Data entries:

--

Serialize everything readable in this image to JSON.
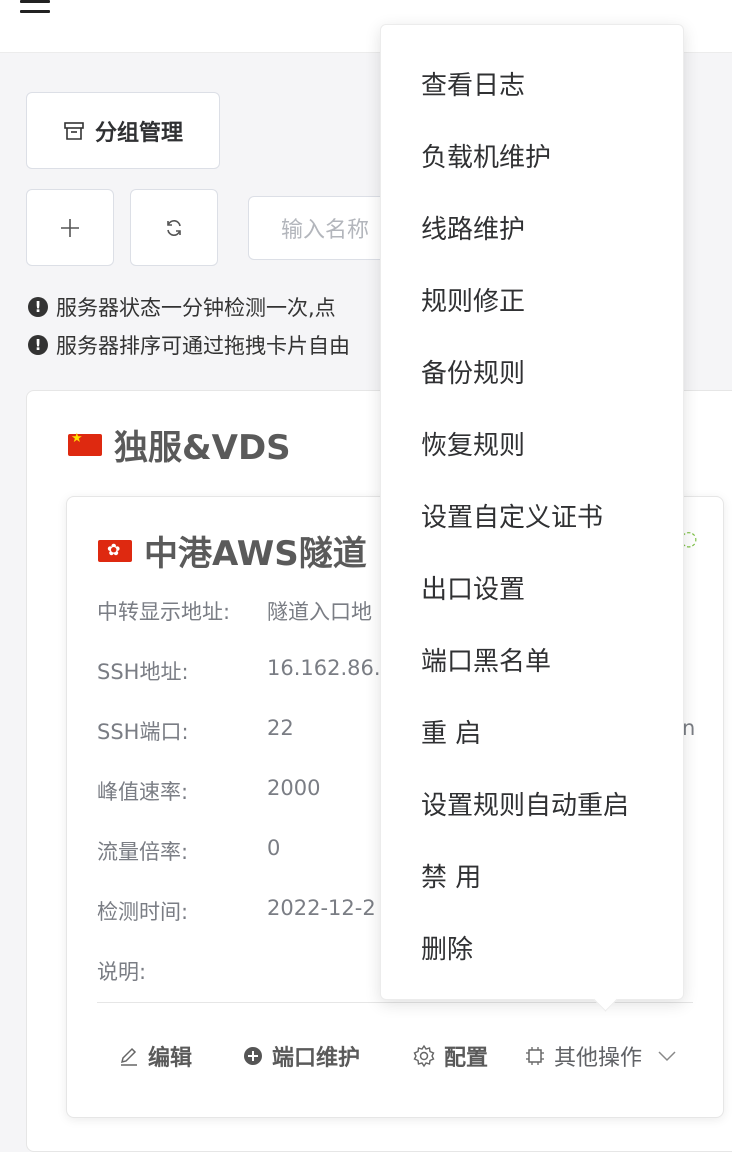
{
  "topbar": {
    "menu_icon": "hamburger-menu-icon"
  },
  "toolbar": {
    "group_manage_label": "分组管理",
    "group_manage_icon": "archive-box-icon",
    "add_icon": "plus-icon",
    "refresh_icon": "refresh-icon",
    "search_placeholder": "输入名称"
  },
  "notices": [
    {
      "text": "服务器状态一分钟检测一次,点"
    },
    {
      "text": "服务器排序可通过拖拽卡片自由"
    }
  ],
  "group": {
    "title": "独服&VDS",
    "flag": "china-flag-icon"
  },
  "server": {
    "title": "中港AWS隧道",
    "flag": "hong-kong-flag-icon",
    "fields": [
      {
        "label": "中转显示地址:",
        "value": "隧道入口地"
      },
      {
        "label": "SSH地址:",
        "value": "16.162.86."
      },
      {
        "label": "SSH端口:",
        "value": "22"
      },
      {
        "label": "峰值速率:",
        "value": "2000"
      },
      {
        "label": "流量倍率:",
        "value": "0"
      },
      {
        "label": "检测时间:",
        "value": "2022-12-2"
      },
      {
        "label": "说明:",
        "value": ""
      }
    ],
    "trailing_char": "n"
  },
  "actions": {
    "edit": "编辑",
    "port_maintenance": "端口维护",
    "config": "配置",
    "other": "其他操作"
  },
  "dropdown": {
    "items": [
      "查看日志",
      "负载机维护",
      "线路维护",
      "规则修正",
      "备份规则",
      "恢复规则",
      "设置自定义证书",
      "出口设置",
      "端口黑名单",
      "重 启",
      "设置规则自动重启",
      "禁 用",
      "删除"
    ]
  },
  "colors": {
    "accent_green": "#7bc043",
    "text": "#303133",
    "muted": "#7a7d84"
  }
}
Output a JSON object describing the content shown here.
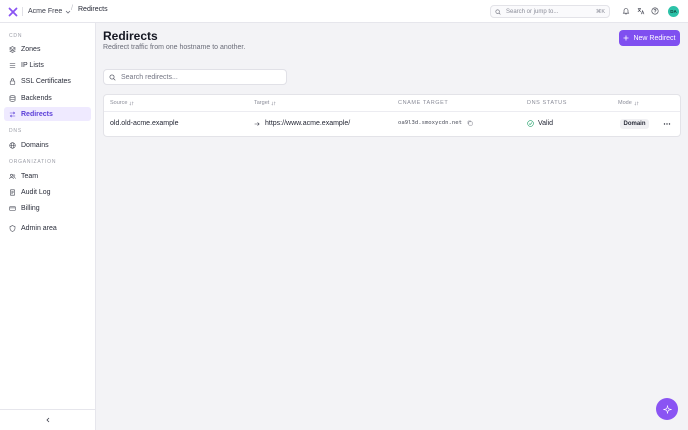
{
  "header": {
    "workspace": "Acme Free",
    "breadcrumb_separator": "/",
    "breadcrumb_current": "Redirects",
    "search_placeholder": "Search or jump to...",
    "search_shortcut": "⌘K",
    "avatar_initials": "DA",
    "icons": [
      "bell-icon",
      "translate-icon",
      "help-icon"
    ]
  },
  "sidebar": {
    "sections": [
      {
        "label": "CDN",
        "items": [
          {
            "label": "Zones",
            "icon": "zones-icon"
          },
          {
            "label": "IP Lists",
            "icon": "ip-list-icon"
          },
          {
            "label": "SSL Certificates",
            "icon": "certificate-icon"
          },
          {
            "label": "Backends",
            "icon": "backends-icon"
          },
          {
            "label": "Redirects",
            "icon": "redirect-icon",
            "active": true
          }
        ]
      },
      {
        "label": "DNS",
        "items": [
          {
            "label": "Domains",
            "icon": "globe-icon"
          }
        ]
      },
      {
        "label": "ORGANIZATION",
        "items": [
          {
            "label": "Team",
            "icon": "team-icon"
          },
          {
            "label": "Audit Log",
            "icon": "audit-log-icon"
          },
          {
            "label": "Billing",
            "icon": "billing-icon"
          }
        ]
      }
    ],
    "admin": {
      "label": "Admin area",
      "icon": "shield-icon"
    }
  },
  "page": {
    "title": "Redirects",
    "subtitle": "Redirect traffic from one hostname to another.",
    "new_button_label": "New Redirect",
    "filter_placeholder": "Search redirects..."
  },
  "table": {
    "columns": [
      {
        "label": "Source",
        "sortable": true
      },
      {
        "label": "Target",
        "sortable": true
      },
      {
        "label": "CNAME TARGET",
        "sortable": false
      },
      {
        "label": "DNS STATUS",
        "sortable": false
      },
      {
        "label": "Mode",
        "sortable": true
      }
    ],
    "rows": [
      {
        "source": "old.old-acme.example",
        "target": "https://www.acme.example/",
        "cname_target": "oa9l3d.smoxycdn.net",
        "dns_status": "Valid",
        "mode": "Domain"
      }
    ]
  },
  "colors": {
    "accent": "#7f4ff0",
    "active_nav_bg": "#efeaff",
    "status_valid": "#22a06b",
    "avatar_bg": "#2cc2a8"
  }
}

--

Stated exercise → Locate the lines above that contain "value" and copy them.

Solution for this task →
        "value": "隧道入口地"
        "value": "16.162.86."
        "value": "22"
        "value": "2000"
        "value": "0"
        "value": "2022-12-2"
        "value": ""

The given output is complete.